__Requirements__:
Pull out every line below that contains the word "name".

__Information provided__:

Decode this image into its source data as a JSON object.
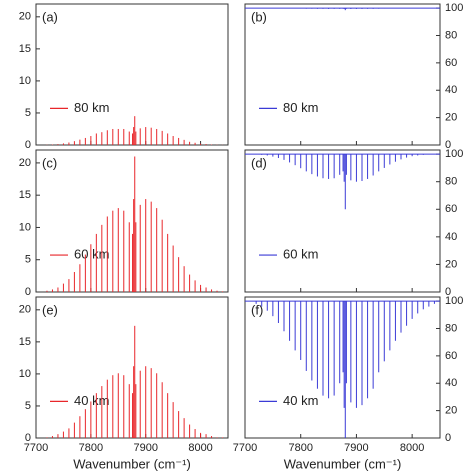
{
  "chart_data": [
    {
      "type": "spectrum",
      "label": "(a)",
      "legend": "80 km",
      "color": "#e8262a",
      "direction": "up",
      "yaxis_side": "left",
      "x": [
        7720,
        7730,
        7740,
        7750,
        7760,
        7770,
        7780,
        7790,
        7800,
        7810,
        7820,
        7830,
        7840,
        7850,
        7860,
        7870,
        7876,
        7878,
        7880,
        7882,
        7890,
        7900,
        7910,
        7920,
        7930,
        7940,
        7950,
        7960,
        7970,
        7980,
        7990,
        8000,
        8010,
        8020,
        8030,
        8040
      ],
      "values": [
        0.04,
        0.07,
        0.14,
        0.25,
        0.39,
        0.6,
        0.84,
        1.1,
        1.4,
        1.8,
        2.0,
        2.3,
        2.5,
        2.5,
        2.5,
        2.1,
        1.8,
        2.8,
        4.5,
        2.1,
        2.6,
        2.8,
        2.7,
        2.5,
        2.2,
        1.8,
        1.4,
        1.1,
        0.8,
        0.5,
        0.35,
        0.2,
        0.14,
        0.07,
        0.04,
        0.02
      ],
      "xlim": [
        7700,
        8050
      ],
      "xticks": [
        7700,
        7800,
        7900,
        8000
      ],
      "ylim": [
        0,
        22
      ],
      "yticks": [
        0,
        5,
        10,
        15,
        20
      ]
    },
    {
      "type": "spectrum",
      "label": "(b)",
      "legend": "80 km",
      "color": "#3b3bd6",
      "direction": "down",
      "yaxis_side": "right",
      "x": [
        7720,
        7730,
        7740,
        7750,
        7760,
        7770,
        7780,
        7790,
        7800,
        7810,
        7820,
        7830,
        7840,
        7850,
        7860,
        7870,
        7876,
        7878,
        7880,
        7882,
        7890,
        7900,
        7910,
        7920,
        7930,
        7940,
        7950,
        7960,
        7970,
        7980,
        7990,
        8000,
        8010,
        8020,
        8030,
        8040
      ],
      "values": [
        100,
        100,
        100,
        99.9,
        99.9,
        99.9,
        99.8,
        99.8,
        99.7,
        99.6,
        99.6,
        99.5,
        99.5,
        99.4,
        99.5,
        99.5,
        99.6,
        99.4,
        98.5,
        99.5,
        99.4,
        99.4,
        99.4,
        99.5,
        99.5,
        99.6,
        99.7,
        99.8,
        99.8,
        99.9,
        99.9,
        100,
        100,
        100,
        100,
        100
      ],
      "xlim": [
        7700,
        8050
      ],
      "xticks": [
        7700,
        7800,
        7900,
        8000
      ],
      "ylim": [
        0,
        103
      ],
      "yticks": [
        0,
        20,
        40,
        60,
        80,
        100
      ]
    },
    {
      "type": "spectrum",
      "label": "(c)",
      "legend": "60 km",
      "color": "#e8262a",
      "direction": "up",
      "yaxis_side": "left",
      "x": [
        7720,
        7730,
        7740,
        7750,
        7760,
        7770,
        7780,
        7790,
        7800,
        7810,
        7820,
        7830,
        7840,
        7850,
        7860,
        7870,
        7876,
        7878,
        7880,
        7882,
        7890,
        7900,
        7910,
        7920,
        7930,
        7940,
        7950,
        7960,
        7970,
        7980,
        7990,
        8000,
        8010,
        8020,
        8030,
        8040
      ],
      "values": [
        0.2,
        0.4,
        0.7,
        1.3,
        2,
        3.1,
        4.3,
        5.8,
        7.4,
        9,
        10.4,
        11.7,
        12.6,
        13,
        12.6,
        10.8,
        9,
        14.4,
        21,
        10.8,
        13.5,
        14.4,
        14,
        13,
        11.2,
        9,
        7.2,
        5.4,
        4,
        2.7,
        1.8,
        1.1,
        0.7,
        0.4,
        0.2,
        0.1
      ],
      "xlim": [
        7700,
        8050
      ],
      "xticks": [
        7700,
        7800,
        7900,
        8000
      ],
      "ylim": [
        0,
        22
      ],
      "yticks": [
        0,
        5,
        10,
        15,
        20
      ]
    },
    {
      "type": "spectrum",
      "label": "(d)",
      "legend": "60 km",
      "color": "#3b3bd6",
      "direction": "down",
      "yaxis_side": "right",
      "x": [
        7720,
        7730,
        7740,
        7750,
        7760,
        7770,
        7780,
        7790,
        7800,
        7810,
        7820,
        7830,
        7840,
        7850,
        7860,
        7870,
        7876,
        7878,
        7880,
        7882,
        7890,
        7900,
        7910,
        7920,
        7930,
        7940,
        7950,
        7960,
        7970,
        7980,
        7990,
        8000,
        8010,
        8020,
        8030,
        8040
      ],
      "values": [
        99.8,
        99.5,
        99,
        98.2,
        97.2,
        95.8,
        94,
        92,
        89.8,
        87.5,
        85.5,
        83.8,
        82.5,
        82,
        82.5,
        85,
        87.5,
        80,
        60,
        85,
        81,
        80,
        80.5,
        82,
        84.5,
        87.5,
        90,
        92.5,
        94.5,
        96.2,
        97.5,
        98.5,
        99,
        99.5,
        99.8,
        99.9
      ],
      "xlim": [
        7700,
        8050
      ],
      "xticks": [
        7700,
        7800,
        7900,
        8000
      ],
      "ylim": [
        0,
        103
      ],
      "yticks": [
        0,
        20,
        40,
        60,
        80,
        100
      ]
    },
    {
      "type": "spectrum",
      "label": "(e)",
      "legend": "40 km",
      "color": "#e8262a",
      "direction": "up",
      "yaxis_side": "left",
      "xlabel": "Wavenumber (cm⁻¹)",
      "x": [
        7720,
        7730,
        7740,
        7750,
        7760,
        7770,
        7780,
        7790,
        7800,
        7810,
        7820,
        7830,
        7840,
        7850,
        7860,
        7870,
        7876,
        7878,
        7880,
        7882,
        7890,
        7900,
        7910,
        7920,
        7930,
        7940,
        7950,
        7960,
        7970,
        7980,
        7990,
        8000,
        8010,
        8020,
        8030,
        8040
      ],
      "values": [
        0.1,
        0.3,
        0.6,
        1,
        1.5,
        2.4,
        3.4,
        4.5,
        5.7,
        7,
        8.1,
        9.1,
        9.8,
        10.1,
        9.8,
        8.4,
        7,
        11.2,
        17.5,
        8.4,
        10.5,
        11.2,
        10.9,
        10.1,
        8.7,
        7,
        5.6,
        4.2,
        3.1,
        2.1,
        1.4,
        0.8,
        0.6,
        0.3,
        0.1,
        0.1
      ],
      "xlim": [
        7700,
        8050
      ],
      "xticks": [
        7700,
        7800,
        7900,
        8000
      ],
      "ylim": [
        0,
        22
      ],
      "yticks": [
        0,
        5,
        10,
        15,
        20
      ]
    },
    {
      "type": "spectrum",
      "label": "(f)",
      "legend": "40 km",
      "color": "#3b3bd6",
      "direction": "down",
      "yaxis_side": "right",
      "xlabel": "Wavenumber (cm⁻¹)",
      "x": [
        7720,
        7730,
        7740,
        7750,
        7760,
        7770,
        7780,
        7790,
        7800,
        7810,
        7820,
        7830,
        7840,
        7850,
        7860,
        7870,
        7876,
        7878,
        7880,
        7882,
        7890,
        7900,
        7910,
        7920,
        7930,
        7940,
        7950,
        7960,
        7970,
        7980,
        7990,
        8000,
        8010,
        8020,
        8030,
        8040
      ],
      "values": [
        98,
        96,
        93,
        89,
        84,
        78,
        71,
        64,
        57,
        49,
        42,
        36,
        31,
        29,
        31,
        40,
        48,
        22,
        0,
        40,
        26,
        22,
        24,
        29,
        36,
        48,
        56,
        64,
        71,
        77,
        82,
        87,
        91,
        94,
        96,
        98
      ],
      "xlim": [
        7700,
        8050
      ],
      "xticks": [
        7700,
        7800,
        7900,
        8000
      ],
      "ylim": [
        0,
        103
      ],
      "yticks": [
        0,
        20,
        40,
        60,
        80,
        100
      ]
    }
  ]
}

--

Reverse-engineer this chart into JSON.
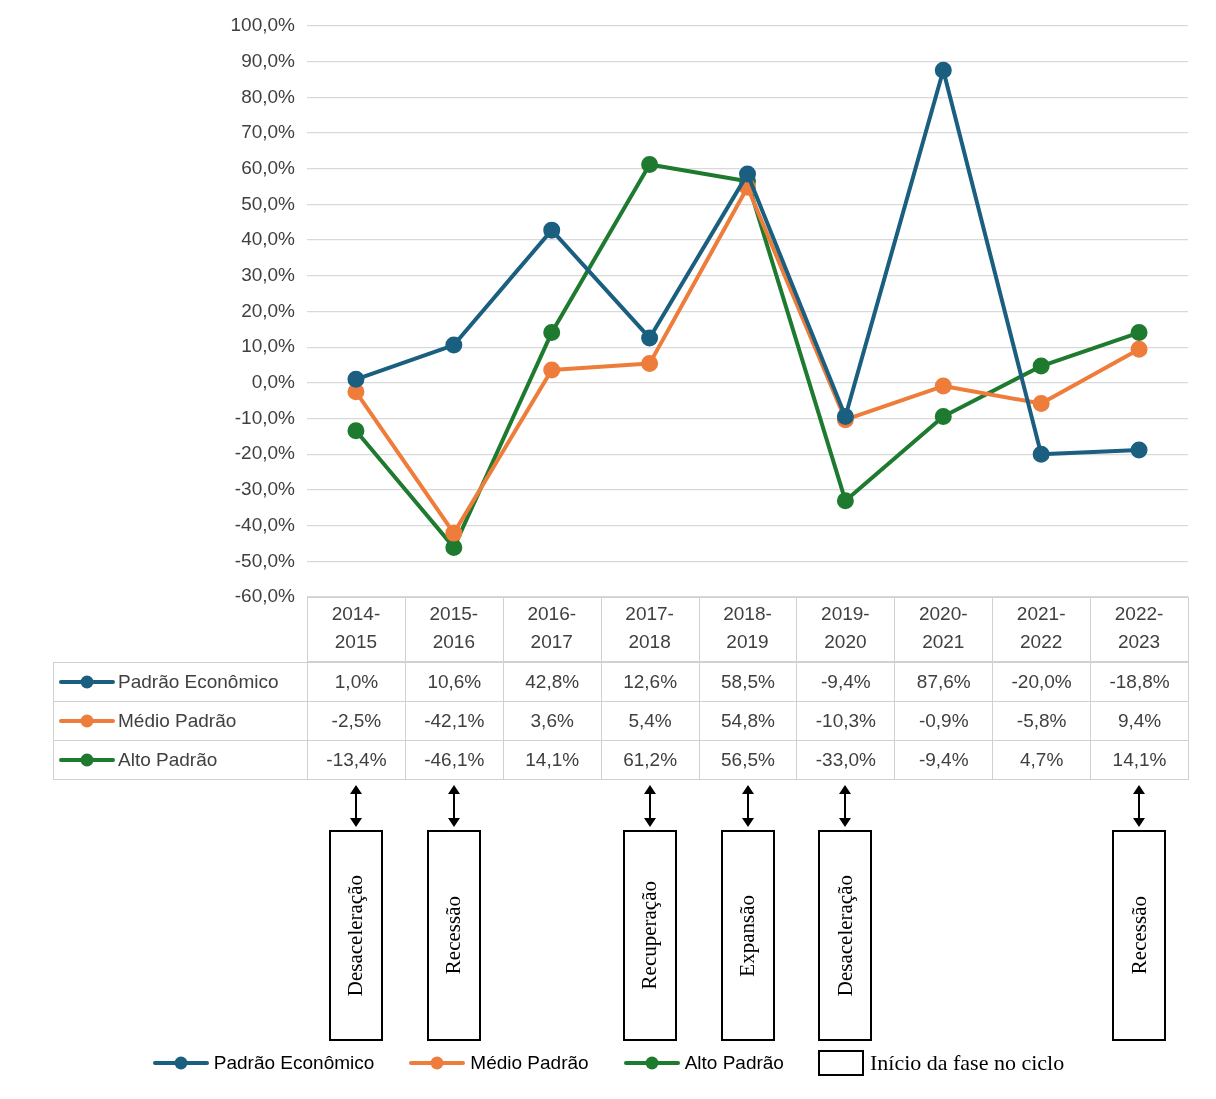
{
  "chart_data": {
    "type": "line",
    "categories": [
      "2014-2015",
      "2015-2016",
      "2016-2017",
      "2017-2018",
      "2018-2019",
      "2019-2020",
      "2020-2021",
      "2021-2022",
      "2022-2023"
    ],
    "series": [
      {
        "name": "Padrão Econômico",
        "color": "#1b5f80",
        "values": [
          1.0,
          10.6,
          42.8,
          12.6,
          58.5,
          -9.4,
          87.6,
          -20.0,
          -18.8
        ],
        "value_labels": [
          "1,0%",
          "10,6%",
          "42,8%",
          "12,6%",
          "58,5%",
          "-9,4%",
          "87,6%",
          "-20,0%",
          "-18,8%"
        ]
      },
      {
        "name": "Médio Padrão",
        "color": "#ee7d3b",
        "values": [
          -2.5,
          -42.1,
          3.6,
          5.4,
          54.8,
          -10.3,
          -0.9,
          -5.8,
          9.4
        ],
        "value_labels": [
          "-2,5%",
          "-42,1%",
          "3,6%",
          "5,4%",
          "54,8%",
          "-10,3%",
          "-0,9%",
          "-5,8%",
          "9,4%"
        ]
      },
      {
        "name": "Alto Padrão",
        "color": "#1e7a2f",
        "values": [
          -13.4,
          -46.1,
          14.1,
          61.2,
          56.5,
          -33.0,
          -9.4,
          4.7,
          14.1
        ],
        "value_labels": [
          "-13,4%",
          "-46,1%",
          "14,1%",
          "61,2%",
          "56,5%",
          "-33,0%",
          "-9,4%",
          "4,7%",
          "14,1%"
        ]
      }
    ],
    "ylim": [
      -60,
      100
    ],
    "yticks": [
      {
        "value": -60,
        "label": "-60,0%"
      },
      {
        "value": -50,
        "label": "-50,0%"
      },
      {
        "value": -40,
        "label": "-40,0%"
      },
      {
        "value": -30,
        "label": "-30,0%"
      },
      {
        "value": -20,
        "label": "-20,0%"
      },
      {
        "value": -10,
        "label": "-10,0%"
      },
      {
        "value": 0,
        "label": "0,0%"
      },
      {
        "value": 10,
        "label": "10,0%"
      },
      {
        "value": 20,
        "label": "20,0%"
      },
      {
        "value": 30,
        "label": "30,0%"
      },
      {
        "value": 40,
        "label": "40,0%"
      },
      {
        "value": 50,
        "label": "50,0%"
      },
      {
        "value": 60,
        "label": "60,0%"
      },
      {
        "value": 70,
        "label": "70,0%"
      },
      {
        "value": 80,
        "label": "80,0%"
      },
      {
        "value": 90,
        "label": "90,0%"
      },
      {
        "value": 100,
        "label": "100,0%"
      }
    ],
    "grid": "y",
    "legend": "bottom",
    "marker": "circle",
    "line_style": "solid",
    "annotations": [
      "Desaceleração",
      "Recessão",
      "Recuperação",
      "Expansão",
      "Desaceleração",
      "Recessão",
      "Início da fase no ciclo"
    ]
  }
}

__Result__:
        "name": "Padrão Econômico",
        "name": "Médio Padrão",
        "name": "Alto Padrão",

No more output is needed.